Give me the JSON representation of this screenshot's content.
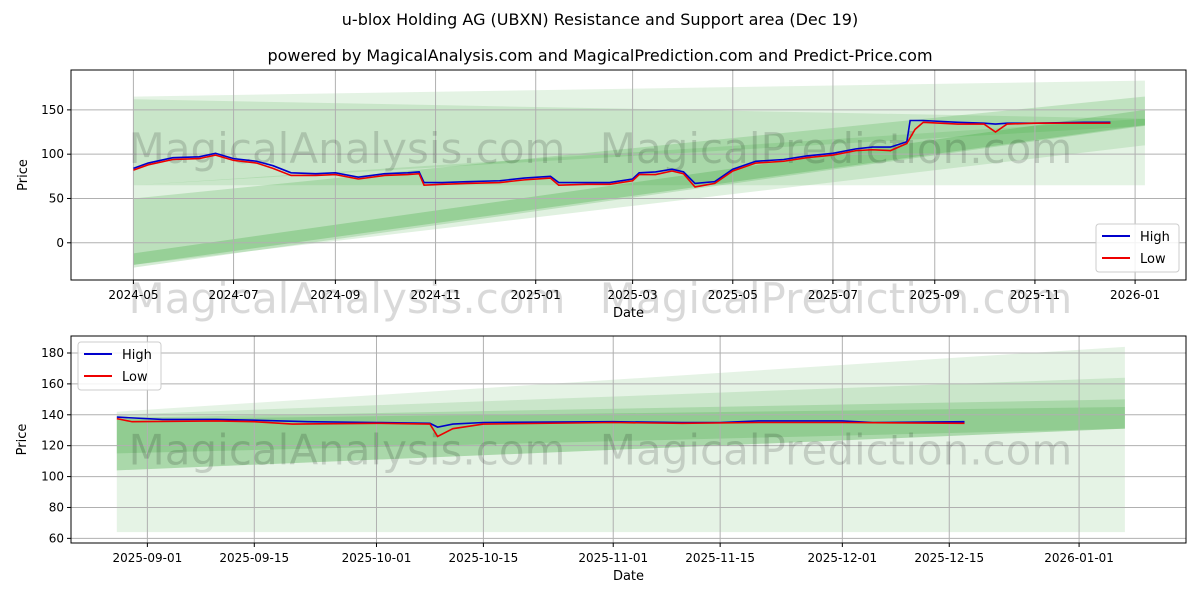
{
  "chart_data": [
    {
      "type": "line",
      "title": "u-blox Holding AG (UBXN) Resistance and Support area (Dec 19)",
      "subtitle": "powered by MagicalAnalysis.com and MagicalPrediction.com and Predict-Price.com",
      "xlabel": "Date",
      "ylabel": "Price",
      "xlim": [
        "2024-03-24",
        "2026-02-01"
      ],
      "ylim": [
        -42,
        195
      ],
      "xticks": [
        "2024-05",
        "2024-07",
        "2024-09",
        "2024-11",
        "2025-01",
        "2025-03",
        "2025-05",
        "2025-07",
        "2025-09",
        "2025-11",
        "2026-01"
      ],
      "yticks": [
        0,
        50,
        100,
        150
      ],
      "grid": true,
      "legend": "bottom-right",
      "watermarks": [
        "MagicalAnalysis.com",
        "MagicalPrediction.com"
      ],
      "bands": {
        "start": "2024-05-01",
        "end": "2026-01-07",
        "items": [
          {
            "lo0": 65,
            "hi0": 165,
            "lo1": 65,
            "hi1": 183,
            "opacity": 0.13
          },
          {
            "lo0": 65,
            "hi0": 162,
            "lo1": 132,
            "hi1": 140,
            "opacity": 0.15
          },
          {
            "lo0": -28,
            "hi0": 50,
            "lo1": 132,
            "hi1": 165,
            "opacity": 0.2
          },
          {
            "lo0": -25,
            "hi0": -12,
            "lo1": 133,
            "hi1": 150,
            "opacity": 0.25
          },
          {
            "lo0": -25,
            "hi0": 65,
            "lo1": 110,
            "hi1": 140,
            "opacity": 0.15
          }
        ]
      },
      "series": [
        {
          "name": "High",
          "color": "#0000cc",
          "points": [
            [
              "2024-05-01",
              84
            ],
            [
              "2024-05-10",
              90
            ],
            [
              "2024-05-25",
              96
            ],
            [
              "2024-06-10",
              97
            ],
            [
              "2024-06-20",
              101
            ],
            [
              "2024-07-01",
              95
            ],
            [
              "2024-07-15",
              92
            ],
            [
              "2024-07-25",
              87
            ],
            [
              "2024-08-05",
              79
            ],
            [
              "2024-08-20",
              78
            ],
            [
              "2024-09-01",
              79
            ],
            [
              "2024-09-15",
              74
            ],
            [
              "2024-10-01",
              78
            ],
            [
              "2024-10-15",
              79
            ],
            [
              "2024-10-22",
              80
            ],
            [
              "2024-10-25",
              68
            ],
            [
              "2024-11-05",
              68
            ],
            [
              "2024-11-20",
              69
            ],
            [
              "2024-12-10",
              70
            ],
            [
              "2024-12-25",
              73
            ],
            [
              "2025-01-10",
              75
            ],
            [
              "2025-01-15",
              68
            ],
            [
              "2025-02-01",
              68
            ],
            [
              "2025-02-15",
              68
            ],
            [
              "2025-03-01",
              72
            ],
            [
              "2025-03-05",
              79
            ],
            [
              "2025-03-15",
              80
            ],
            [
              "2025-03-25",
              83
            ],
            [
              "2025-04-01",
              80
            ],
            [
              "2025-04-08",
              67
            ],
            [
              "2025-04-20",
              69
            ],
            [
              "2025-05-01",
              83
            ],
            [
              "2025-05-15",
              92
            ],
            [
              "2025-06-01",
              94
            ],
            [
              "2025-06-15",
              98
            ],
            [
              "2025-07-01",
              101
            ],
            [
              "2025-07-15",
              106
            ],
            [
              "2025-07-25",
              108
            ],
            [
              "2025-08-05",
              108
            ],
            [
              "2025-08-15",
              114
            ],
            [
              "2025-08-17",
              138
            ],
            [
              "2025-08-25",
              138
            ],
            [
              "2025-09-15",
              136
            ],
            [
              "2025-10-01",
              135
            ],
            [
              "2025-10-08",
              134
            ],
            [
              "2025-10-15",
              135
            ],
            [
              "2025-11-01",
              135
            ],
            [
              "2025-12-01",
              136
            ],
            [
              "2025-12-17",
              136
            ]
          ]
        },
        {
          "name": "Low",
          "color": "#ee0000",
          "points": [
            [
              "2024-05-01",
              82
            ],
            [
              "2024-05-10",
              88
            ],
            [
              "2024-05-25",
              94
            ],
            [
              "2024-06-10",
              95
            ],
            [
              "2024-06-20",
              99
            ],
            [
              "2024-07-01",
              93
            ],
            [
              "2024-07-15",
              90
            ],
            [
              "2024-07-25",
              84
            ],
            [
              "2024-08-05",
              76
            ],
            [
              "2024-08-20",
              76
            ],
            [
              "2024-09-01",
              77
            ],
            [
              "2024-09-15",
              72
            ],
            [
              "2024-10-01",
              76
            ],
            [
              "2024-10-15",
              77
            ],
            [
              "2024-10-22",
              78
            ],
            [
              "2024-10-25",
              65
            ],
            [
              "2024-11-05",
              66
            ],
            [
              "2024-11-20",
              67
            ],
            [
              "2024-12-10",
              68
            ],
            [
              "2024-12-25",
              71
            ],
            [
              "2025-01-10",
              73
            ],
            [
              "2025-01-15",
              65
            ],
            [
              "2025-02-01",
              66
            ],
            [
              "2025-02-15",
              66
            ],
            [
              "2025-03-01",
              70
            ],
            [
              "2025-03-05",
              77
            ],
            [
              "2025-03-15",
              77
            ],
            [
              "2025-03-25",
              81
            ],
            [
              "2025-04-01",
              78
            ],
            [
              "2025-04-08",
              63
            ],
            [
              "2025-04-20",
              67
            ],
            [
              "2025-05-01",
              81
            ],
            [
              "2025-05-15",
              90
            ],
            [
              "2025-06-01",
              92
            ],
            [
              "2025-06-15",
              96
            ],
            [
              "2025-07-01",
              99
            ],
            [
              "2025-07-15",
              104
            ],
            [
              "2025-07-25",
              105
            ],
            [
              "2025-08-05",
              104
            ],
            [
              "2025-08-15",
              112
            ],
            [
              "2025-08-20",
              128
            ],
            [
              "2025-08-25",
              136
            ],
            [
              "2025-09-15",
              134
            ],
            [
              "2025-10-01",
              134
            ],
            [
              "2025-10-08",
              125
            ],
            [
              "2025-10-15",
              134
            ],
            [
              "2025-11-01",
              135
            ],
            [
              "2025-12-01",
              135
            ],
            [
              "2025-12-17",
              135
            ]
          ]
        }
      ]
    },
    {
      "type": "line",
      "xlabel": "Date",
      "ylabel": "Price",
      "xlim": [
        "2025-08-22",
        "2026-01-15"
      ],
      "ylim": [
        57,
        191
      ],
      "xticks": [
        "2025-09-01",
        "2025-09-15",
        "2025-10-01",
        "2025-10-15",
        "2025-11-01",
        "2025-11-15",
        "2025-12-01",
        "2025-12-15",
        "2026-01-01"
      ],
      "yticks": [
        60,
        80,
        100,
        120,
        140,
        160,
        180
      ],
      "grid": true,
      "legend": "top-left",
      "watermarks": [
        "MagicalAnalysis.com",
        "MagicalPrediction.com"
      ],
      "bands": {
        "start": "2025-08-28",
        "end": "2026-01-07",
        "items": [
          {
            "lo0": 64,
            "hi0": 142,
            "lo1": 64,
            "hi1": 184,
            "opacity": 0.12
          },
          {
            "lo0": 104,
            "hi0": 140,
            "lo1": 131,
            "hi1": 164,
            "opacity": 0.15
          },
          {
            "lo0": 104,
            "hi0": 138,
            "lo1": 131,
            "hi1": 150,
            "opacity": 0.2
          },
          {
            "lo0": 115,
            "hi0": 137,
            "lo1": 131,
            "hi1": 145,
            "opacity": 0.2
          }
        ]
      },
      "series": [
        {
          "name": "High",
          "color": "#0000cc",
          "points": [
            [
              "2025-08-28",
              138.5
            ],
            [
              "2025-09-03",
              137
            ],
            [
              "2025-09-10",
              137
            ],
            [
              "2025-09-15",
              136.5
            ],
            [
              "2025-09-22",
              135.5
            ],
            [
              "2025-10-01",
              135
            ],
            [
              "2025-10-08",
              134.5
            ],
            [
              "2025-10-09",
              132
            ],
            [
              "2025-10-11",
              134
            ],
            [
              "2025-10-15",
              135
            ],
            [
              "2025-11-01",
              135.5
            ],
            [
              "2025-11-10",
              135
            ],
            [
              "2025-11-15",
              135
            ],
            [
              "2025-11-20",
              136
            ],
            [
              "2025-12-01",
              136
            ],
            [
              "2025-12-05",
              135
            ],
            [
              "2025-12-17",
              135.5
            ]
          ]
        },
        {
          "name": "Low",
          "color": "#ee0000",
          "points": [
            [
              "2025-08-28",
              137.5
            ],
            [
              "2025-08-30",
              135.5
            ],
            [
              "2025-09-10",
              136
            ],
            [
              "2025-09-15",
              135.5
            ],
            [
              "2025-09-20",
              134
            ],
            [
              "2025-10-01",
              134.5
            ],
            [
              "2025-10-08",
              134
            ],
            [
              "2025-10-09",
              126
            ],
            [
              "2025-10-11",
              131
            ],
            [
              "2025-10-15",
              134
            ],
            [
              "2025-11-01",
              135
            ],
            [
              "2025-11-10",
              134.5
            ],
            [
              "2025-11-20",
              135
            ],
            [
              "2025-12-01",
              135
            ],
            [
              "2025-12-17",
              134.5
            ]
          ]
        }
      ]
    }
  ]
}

★ ★ ★ ★

§ EXERCISE REQUIREMENTS: Extract all lines of the records above that include "legend".

§ SOLUTION TO THE EXERCISE:
      "legend": "bottom-right",
      "legend": "top-left",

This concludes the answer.